--- begin Exercise inputs ---

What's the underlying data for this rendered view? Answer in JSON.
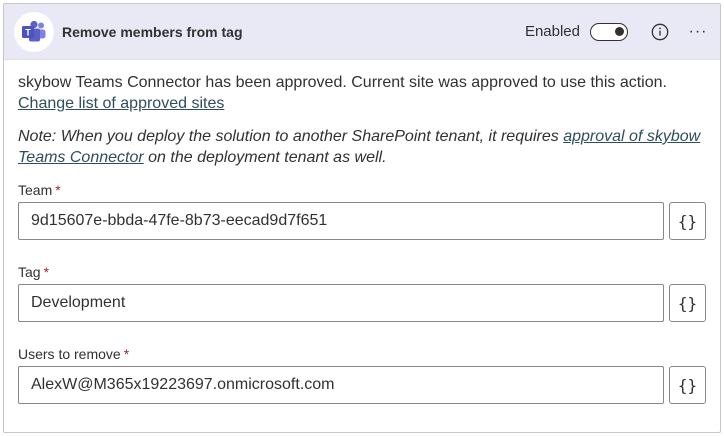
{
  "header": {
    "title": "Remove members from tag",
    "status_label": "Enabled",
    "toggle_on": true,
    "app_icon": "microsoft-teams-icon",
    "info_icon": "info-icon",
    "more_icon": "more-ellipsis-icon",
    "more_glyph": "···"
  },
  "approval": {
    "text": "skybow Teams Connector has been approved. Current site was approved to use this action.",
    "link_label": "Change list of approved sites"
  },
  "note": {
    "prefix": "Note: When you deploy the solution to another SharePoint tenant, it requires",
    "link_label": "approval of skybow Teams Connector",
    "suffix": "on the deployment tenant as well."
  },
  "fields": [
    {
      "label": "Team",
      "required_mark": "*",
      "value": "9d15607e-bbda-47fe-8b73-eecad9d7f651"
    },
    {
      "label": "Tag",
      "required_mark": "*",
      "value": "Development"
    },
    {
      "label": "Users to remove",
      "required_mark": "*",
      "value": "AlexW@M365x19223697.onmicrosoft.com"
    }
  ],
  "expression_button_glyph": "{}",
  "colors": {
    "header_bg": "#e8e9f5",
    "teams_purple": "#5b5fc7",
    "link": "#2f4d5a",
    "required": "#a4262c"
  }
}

--- end Exercise inputs ---
--- begin Exercise inputs ---

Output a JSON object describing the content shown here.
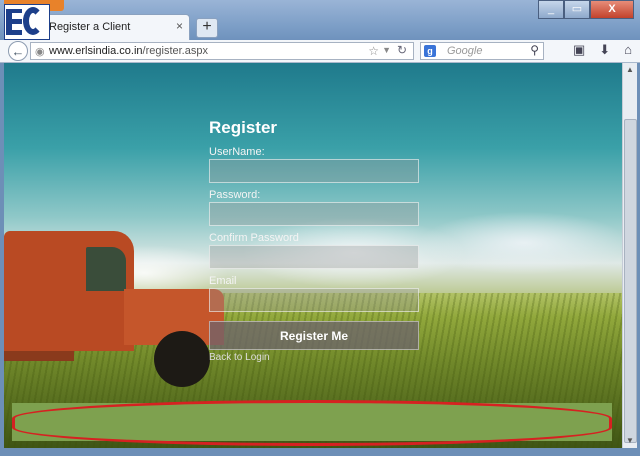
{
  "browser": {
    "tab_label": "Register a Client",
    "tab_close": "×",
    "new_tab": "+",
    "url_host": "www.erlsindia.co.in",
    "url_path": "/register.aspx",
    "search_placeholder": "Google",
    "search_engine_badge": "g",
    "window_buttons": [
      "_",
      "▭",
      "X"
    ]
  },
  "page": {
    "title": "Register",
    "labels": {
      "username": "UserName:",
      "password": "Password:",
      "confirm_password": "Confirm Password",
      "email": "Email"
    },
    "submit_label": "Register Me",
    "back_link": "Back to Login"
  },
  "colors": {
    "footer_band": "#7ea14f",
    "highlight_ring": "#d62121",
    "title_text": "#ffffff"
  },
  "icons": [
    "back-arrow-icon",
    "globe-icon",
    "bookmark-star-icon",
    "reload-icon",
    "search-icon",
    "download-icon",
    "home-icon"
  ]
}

--- end Exercise inputs ---

Find the lines above that include the string "approved" and copy them.

### Solution to this problem:
    "text": "skybow Teams Connector has been approved. Current site was approved to use this action.",
    "link_label": "Change list of approved sites"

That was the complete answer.